### Instructions for the task
Pick out the lines below that contain the string "daughter" and copy them all.

### Records for the exercise

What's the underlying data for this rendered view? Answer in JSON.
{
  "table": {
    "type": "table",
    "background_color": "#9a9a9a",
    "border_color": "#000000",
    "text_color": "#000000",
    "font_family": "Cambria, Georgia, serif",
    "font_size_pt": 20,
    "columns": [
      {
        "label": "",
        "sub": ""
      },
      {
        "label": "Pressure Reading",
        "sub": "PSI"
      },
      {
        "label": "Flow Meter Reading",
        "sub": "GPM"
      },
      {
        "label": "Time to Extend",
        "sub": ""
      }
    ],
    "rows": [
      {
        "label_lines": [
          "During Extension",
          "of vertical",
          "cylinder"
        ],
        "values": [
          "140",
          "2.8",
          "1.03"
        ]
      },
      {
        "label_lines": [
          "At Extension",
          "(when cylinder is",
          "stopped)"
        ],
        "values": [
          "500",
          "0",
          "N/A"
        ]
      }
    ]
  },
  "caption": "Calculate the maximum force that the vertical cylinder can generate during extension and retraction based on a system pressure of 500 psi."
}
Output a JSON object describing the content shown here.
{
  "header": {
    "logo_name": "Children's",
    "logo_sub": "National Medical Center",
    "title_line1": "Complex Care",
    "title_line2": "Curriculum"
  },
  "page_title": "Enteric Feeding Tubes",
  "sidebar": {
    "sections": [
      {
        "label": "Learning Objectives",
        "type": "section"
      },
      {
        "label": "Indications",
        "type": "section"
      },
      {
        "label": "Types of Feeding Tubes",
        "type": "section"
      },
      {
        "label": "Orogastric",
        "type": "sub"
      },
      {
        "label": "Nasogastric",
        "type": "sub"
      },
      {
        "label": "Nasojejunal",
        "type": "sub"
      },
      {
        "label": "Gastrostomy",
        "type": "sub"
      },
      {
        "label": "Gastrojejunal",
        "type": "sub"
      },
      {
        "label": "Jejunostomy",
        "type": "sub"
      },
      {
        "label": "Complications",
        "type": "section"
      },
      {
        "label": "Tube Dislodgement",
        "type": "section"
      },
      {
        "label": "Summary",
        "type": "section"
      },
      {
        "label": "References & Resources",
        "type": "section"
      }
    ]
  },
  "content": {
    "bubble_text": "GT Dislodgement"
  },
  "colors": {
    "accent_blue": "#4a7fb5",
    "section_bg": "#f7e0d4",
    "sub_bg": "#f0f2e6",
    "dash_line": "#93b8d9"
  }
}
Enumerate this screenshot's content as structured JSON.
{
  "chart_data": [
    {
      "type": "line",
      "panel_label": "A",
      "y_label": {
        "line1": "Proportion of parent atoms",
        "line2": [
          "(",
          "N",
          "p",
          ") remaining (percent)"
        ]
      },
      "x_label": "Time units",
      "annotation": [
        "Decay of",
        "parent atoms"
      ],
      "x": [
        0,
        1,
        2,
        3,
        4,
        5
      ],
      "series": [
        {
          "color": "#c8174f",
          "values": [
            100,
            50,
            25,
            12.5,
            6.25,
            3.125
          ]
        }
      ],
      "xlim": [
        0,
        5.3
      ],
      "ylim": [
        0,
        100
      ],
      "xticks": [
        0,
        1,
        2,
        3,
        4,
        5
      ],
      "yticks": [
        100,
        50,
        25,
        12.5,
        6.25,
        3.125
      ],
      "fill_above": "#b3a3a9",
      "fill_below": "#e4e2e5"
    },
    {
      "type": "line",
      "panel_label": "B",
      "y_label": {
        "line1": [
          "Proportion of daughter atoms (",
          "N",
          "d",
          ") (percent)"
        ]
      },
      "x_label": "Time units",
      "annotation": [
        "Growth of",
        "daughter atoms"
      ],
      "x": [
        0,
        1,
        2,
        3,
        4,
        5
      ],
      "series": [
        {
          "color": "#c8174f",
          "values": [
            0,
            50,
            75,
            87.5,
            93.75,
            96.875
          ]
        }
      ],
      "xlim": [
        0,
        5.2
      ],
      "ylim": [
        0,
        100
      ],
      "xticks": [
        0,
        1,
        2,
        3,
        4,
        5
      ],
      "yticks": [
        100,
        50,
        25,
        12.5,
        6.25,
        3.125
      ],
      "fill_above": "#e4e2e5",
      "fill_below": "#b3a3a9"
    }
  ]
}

### Full output
          "Proportion of daughter atoms (",
        "daughter atoms"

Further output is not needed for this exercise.